● **Alıştırma Görevleri**:
a. Sanal yaşamlar yazısında "Sanal Yaşamlar" sözleriyle açılıp "birbirinden ayırt edemiyoruz." sözleriyle kapanan bölümü hiç değiştirmeden yaz.
b. Sanal yaşamlar yazısını kaldığı yerden alıp devam ettir.

● **Kaynak**:
------------------------------------------------------------

29 Aralık 2008 Pazartesi

Sanal Yaşamlar

Gün geçtikçe hayat sanal ortama kayıyor büyük bir hızla. Sanal ortamda alışveriş yapıyor , tanışıyor , konuşuyor , herşeyin sanalını satıp sanalını alıyoruz. Sanal mutluluklar peşinde koşuyoruz. Aslında var olmayan hedeflere koşuyoruz...

Romantik filmler seyrediyoruz , yalnızlığımızı , sevgiye olan açlığımızı filmin karakterleri ile bütünleşerek gideriyor , sanal hazlar yaşıyoruz , sanal hisler .. Sanki biz o anı yaşıyormuşuz gibi senaryo yaşamımızın yerine geçiyor. Avutuyoruz kendimizi , her bir filmin sonunda sanki bir aşk yaşamış ve bitirmiş gibi gözü yaşlı ve aslında yaşanmamış bir ilişkinin yorgunluğunu , hüznünü ve hayal kırıklığını yaşıyoruz. Hepsi sanal hepsi yaşanmamış , gerçek dışı. Düşler ile gerçekleri birbirinden ayırt edemiyoruz.

İkiyüzlüleşiyoruz.. Gerçek duygu ve düşüncelerimizi ifade edemiyoruz. İş yerinde patronumuza hatta evde sevdiğimize bile ikiyüzlü davranmaya başlıyoruz. Karşımızdakiler tarafından beğenilmek için kendi kişiliğimizin dışında bir "ben" yaratıyoruz. Hele bir de o "ben" ile sonuca ulaşıyorsak hayatın her kesiminde o "ben" i sahipleniyoruz. Başta kendimizi ve sahte "ben" i beğenen sevdiğimizi kandırıyoruz. Kendimizi beğendirmek telaşı içerisinde olduğumuzdan farklı gösteriyoruz..

------------------------------------------------------------

(Veri kümesi kayıtları)
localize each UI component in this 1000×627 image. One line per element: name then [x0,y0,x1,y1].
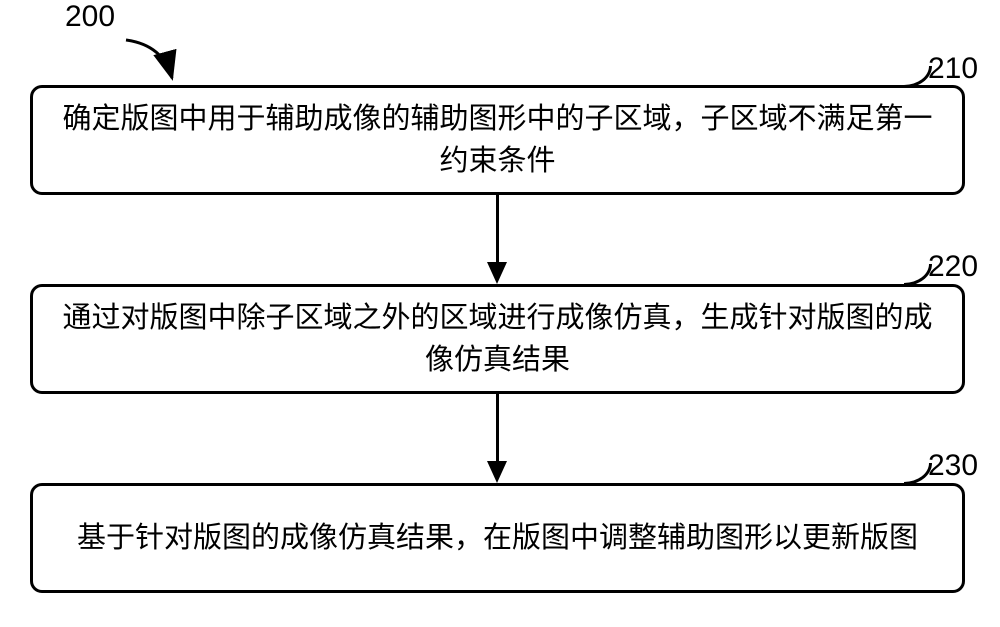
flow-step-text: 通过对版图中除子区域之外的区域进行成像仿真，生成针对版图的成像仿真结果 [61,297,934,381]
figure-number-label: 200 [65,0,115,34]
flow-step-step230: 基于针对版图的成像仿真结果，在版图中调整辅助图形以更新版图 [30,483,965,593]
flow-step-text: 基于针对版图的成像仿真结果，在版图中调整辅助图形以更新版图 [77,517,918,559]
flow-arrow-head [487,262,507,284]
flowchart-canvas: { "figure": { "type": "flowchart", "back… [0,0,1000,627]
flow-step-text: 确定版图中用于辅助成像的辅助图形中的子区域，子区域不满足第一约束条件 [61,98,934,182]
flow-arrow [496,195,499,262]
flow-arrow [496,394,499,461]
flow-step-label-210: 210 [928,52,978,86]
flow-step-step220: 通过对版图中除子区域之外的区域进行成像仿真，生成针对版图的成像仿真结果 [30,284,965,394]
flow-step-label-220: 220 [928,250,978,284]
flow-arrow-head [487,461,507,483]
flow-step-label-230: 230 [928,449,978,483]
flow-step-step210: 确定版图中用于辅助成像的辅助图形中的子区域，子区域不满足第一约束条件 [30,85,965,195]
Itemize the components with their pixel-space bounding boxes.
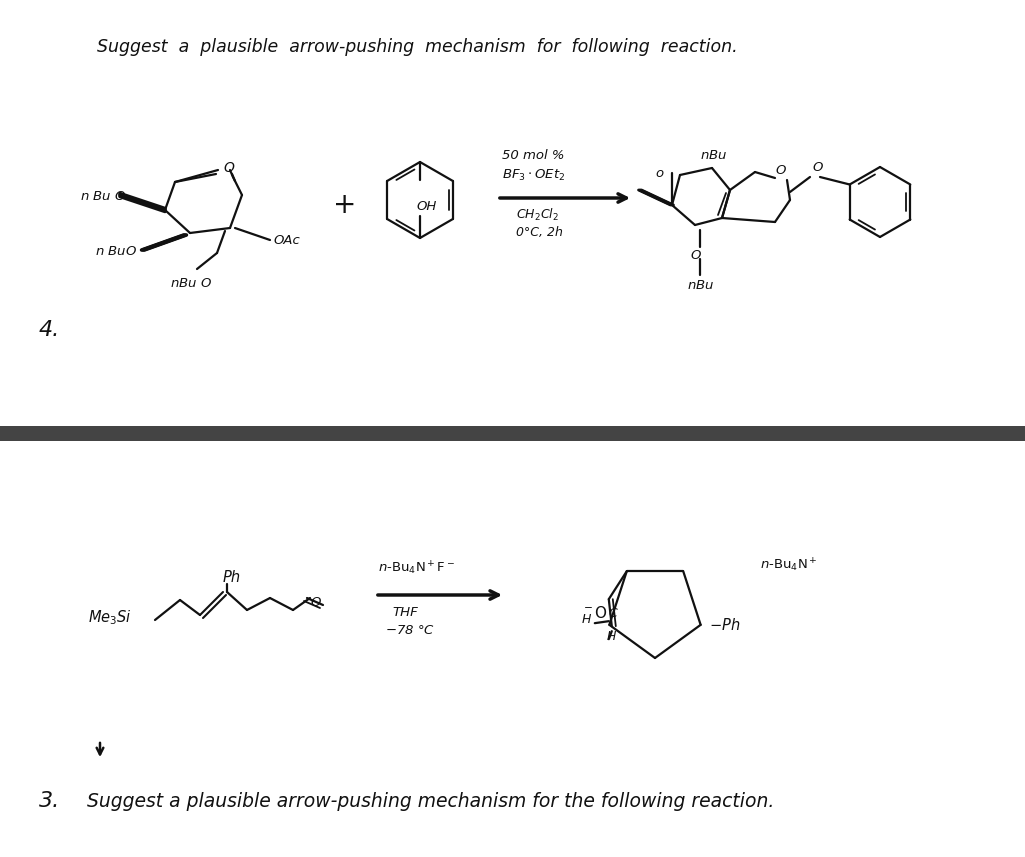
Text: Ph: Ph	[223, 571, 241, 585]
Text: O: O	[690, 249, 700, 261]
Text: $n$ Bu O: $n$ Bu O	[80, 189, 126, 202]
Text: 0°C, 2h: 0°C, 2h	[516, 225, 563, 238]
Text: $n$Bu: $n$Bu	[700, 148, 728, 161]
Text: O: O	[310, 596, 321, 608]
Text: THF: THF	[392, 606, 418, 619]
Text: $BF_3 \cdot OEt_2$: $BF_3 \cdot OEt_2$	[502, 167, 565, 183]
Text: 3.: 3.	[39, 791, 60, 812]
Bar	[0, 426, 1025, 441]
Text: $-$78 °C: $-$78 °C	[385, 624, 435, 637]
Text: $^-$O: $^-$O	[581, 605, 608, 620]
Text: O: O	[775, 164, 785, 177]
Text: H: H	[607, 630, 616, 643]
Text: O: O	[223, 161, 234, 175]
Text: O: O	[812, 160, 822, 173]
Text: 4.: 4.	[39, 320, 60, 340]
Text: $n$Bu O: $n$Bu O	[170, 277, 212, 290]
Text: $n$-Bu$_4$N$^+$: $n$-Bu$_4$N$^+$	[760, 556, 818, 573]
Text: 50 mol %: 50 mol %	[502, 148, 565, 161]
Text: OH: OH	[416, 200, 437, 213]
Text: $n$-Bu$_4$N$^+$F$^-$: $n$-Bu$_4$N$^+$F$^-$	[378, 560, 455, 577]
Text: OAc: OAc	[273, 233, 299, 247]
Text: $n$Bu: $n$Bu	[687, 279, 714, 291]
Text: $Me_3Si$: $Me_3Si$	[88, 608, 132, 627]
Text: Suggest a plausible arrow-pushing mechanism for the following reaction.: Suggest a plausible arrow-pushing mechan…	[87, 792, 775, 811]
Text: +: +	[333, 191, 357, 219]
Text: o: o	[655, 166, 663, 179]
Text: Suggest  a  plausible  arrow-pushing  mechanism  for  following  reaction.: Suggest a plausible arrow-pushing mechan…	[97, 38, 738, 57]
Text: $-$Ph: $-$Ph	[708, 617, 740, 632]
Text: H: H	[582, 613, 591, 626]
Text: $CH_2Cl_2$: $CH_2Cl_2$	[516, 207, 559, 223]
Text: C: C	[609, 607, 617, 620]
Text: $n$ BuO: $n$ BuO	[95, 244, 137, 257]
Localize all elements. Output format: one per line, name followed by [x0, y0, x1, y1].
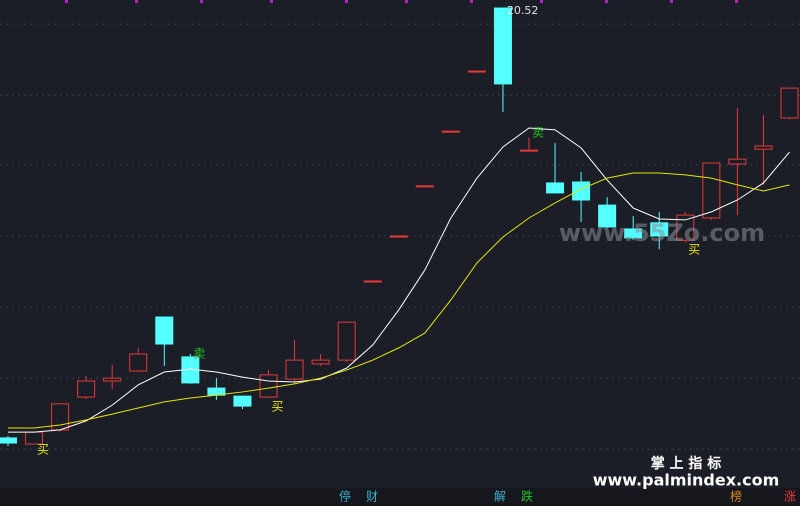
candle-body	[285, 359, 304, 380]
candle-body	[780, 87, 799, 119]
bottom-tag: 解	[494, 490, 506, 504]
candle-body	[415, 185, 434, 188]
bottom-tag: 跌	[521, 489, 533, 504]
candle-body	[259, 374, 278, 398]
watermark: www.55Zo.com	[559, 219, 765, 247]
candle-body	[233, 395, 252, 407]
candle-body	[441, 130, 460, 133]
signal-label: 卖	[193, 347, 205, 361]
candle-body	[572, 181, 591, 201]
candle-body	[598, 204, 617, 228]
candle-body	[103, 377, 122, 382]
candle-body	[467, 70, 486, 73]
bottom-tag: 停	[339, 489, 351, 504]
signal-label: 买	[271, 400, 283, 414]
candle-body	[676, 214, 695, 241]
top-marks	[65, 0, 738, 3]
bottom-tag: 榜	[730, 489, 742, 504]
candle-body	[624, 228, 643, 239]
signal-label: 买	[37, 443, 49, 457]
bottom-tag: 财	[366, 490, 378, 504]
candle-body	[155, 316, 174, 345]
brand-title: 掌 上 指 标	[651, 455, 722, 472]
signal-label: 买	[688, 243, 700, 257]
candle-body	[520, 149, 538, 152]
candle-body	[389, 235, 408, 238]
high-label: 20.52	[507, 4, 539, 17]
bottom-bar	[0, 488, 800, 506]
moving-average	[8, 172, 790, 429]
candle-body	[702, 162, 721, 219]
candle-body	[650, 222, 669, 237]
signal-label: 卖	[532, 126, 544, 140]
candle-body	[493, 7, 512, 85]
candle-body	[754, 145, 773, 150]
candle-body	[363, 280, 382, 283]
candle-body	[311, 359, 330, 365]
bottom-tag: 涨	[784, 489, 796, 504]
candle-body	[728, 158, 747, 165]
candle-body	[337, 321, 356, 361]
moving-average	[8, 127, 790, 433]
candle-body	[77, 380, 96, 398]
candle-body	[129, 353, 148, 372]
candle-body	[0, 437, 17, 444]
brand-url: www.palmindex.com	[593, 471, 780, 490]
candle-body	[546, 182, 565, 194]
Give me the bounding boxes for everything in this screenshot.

------------------------------------------------------------

● **Alıştırma Cevapları**:
a.
Sanal Yaşamlar

Gün geçtikçe hayat sanal ortama kayıyor büyük bir hızla. Sanal ortamda alışveriş yapıyor , tanışıyor , konuşuyor , herşeyin sanalını satıp sanalını alıyoruz. Sanal mutluluklar peşinde koşuyoruz. Aslında var olmayan hedeflere koşuyoruz...

Romantik filmler seyrediyoruz , yalnızlığımızı , sevgiye olan açlığımızı filmin karakterleri ile bütünleşerek gideriyor , sanal hazlar yaşıyoruz , sanal hisler .. Sanki biz o anı yaşıyormuşuz gibi senaryo yaşamımızın yerine geçiyor. Avutuyoruz kendimizi , her bir filmin sonunda sanki bir aşk yaşamış ve bitirmiş gibi gözü yaşlı ve aslında yaşanmamış bir ilişkinin yorgunluğunu , hüznünü ve hayal kırıklığını yaşıyoruz. Hepsi sanal hepsi yaşanmamış , gerçek dışı. Düşler ile gerçekleri birbirinden ayırt edemiyoruz.

b.
Var olabilmek ve mutlu yaşamanın sırrı olarak , kurulmuş çarpık sistemin bir parçası oluyoruz ve gerekirse tepeye çıkmak için başkalarının üzerine basıyoruz.

Doğallığı kaybediyoruz. İçtenlik yerine sahte gülücükler var yüzlerimizde..

Dinlemiyor , dinliyor gibi yapıyoruz başkalarını..

Güven duygusunu kaybediyoruz , yok ediyoruz..

Paylaşımdan uzaklaşmaya başlıyoruz , saygıdan yoksunlaşıyoruz..

veee her daim hüzün , yakalamaya çalışırken aksine uzaklaşıyoruz hedeften , mutluluktan ve sevgiden..

- SON -

Oynayanlar
Sanal Kız
Sanal Erkek
Sanal Anne
Sanal Baba
Sanal Arkadaşlar
Acı
Keder
Kırık Kalpler

Yazan
Sanal "ben"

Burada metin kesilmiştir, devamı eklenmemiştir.